→ **Data rows**

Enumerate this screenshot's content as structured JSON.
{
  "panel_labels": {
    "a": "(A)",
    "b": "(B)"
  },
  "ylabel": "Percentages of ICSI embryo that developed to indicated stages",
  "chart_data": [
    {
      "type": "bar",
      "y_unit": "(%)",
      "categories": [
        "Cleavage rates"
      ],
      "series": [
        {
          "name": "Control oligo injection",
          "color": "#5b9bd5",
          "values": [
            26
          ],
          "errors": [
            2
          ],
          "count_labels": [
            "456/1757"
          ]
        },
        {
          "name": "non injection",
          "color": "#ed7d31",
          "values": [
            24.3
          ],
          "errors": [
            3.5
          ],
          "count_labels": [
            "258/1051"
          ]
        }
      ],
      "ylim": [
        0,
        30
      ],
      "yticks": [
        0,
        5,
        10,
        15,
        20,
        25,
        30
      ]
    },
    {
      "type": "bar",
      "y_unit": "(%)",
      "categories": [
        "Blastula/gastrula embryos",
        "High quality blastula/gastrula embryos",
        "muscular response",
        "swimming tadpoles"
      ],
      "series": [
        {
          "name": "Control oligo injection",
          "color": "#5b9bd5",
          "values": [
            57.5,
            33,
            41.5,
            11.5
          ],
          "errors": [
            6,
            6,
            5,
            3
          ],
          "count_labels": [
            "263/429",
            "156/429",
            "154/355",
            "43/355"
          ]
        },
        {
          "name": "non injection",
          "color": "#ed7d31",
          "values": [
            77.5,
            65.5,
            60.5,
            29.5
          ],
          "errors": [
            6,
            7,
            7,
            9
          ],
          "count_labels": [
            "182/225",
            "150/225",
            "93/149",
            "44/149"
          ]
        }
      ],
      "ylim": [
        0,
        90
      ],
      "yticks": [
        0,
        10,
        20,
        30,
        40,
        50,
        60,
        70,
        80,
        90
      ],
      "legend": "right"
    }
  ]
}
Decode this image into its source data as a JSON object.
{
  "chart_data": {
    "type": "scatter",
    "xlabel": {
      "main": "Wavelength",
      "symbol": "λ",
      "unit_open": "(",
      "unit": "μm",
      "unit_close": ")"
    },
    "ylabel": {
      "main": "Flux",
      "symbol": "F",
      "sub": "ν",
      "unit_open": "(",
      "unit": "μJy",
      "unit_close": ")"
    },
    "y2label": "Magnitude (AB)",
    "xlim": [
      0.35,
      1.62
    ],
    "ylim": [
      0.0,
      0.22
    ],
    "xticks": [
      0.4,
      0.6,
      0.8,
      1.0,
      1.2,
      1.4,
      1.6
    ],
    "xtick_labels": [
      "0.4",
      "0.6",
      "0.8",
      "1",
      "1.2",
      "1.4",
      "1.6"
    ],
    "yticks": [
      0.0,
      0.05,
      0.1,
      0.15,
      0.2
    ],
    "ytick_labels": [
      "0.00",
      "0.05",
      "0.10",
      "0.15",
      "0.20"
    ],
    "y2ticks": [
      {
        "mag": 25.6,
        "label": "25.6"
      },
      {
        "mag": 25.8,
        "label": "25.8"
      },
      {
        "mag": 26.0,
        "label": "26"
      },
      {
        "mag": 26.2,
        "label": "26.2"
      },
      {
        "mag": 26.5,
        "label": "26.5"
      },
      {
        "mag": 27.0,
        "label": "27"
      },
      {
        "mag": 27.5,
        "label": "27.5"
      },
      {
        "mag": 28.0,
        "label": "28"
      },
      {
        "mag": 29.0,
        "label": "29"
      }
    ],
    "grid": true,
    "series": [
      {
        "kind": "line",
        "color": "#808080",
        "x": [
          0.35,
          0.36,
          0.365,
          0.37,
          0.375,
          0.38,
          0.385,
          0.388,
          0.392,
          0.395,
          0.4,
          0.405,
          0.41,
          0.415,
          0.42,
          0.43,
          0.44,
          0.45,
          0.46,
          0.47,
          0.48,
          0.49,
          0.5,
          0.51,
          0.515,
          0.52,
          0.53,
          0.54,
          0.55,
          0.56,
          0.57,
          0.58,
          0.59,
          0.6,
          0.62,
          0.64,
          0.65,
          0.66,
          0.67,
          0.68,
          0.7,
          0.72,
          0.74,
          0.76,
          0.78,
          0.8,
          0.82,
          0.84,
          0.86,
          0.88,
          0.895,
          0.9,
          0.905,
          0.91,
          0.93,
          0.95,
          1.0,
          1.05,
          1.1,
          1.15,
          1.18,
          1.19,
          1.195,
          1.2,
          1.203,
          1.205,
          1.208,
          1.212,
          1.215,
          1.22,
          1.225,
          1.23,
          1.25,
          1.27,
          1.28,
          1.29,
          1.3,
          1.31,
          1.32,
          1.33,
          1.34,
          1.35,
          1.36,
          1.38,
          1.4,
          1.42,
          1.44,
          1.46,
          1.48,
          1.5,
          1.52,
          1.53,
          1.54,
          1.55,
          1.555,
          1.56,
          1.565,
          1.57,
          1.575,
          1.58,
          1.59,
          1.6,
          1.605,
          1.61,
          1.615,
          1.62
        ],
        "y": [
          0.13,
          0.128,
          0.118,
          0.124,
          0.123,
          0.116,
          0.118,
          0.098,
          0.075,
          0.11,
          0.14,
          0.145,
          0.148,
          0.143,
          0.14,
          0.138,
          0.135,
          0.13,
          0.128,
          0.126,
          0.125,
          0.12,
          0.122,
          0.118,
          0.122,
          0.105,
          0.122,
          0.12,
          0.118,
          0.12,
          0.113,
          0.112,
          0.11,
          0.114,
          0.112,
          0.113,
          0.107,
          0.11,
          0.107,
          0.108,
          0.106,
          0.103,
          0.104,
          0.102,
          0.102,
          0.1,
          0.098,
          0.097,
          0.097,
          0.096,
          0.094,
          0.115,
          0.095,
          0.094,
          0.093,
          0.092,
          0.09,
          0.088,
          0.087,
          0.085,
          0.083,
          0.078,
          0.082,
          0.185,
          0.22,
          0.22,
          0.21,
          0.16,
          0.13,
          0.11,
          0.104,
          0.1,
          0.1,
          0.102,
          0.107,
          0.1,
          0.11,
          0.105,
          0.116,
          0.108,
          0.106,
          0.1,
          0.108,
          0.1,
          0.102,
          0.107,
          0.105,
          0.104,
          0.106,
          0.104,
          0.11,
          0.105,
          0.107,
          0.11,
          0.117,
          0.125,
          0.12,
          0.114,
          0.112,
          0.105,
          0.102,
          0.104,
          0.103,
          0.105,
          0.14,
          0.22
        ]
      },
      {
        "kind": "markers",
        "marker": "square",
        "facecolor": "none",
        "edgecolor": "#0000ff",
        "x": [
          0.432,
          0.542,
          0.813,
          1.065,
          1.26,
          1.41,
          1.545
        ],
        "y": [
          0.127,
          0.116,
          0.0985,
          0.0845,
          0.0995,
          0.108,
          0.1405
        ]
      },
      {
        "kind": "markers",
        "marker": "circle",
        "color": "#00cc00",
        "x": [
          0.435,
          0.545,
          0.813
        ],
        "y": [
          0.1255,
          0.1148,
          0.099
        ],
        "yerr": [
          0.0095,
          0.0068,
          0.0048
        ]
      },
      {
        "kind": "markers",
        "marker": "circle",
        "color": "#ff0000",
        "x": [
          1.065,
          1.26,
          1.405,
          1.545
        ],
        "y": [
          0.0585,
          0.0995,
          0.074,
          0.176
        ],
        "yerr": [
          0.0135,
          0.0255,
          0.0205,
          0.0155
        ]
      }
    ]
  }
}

→ **Task objective**
Print the material verbatim, all of it.

→ **Result of the exercise**
Enumerate this screenshot's content as structured JSON.
{
  "panel_labels": {
    "a": "(A)",
    "b": "(B)"
  },
  "ylabel": "Percentages of ICSI embryo that developed to indicated stages",
  "chart_data": [
    {
      "type": "bar",
      "y_unit": "(%)",
      "categories": [
        "Cleavage rates"
      ],
      "series": [
        {
          "name": "Control oligo injection",
          "color": "#5b9bd5",
          "values": [
            26
          ],
          "errors": [
            2
          ],
          "count_labels": [
            "456/1757"
          ]
        },
        {
          "name": "non injection",
          "color": "#ed7d31",
          "values": [
            24.3
          ],
          "errors": [
            3.5
          ],
          "count_labels": [
            "258/1051"
          ]
        }
      ],
      "ylim": [
        0,
        30
      ],
      "yticks": [
        0,
        5,
        10,
        15,
        20,
        25,
        30
      ]
    },
    {
      "type": "bar",
      "y_unit": "(%)",
      "categories": [
        "Blastula/gastrula embryos",
        "High quality blastula/gastrula embryos",
        "muscular response",
        "swimming tadpoles"
      ],
      "series": [
        {
          "name": "Control oligo injection",
          "color": "#5b9bd5",
          "values": [
            57.5,
            33,
            41.5,
            11.5
          ],
          "errors": [
            6,
            6,
            5,
            3
          ],
          "count_labels": [
            "263/429",
            "156/429",
            "154/355",
            "43/355"
          ]
        },
        {
          "name": "non injection",
          "color": "#ed7d31",
          "values": [
            77.5,
            65.5,
            60.5,
            29.5
          ],
          "errors": [
            6,
            7,
            7,
            9
          ],
          "count_labels": [
            "182/225",
            "150/225",
            "93/149",
            "44/149"
          ]
        }
      ],
      "ylim": [
        0,
        90
      ],
      "yticks": [
        0,
        10,
        20,
        30,
        40,
        50,
        60,
        70,
        80,
        90
      ],
      "legend": "right"
    }
  ]
}
Decode this image into its source data as a JSON object.
{
  "chart_data": {
    "type": "scatter",
    "xlabel": {
      "main": "Wavelength",
      "symbol": "λ",
      "unit_open": "(",
      "unit": "μm",
      "unit_close": ")"
    },
    "ylabel": {
      "main": "Flux",
      "symbol": "F",
      "sub": "ν",
      "unit_open": "(",
      "unit": "μJy",
      "unit_close": ")"
    },
    "y2label": "Magnitude (AB)",
    "xlim": [
      0.35,
      1.62
    ],
    "ylim": [
      0.0,
      0.22
    ],
    "xticks": [
      0.4,
      0.6,
      0.8,
      1.0,
      1.2,
      1.4,
      1.6
    ],
    "xtick_labels": [
      "0.4",
      "0.6",
      "0.8",
      "1",
      "1.2",
      "1.4",
      "1.6"
    ],
    "yticks": [
      0.0,
      0.05,
      0.1,
      0.15,
      0.2
    ],
    "ytick_labels": [
      "0.00",
      "0.05",
      "0.10",
      "0.15",
      "0.20"
    ],
    "y2ticks": [
      {
        "mag": 25.6,
        "label": "25.6"
      },
      {
        "mag": 25.8,
        "label": "25.8"
      },
      {
        "mag": 26.0,
        "label": "26"
      },
      {
        "mag": 26.2,
        "label": "26.2"
      },
      {
        "mag": 26.5,
        "label": "26.5"
      },
      {
        "mag": 27.0,
        "label": "27"
      },
      {
        "mag": 27.5,
        "label": "27.5"
      },
      {
        "mag": 28.0,
        "label": "28"
      },
      {
        "mag": 29.0,
        "label": "29"
      }
    ],
    "grid": true,
    "series": [
      {
        "kind": "line",
        "color": "#808080",
        "x": [
          0.35,
          0.36,
          0.365,
          0.37,
          0.375,
          0.38,
          0.385,
          0.388,
          0.392,
          0.395,
          0.4,
          0.405,
          0.41,
          0.415,
          0.42,
          0.43,
          0.44,
          0.45,
          0.46,
          0.47,
          0.48,
          0.49,
          0.5,
          0.51,
          0.515,
          0.52,
          0.53,
          0.54,
          0.55,
          0.56,
          0.57,
          0.58,
          0.59,
          0.6,
          0.62,
          0.64,
          0.65,
          0.66,
          0.67,
          0.68,
          0.7,
          0.72,
          0.74,
          0.76,
          0.78,
          0.8,
          0.82,
          0.84,
          0.86,
          0.88,
          0.895,
          0.9,
          0.905,
          0.91,
          0.93,
          0.95,
          1.0,
          1.05,
          1.1,
          1.15,
          1.18,
          1.19,
          1.195,
          1.2,
          1.203,
          1.205,
          1.208,
          1.212,
          1.215,
          1.22,
          1.225,
          1.23,
          1.25,
          1.27,
          1.28,
          1.29,
          1.3,
          1.31,
          1.32,
          1.33,
          1.34,
          1.35,
          1.36,
          1.38,
          1.4,
          1.42,
          1.44,
          1.46,
          1.48,
          1.5,
          1.52,
          1.53,
          1.54,
          1.55,
          1.555,
          1.56,
          1.565,
          1.57,
          1.575,
          1.58,
          1.59,
          1.6,
          1.605,
          1.61,
          1.615,
          1.62
        ],
        "y": [
          0.13,
          0.128,
          0.118,
          0.124,
          0.123,
          0.116,
          0.118,
          0.098,
          0.075,
          0.11,
          0.14,
          0.145,
          0.148,
          0.143,
          0.14,
          0.138,
          0.135,
          0.13,
          0.128,
          0.126,
          0.125,
          0.12,
          0.122,
          0.118,
          0.122,
          0.105,
          0.122,
          0.12,
          0.118,
          0.12,
          0.113,
          0.112,
          0.11,
          0.114,
          0.112,
          0.113,
          0.107,
          0.11,
          0.107,
          0.108,
          0.106,
          0.103,
          0.104,
          0.102,
          0.102,
          0.1,
          0.098,
          0.097,
          0.097,
          0.096,
          0.094,
          0.115,
          0.095,
          0.094,
          0.093,
          0.092,
          0.09,
          0.088,
          0.087,
          0.085,
          0.083,
          0.078,
          0.082,
          0.185,
          0.22,
          0.22,
          0.21,
          0.16,
          0.13,
          0.11,
          0.104,
          0.1,
          0.1,
          0.102,
          0.107,
          0.1,
          0.11,
          0.105,
          0.116,
          0.108,
          0.106,
          0.1,
          0.108,
          0.1,
          0.102,
          0.107,
          0.105,
          0.104,
          0.106,
          0.104,
          0.11,
          0.105,
          0.107,
          0.11,
          0.117,
          0.125,
          0.12,
          0.114,
          0.112,
          0.105,
          0.102,
          0.104,
          0.103,
          0.105,
          0.14,
          0.22
        ]
      },
      {
        "kind": "markers",
        "marker": "square",
        "facecolor": "none",
        "edgecolor": "#0000ff",
        "x": [
          0.432,
          0.542,
          0.813,
          1.065,
          1.26,
          1.41,
          1.545
        ],
        "y": [
          0.127,
          0.116,
          0.0985,
          0.0845,
          0.0995,
          0.108,
          0.1405
        ]
      },
      {
        "kind": "markers",
        "marker": "circle",
        "color": "#00cc00",
        "x": [
          0.435,
          0.545,
          0.813
        ],
        "y": [
          0.1255,
          0.1148,
          0.099
        ],
        "yerr": [
          0.0095,
          0.0068,
          0.0048
        ]
      },
      {
        "kind": "markers",
        "marker": "circle",
        "color": "#ff0000",
        "x": [
          1.065,
          1.26,
          1.405,
          1.545
        ],
        "y": [
          0.0585,
          0.0995,
          0.074,
          0.176
        ],
        "yerr": [
          0.0135,
          0.0255,
          0.0205,
          0.0155
        ]
      }
    ]
  }
}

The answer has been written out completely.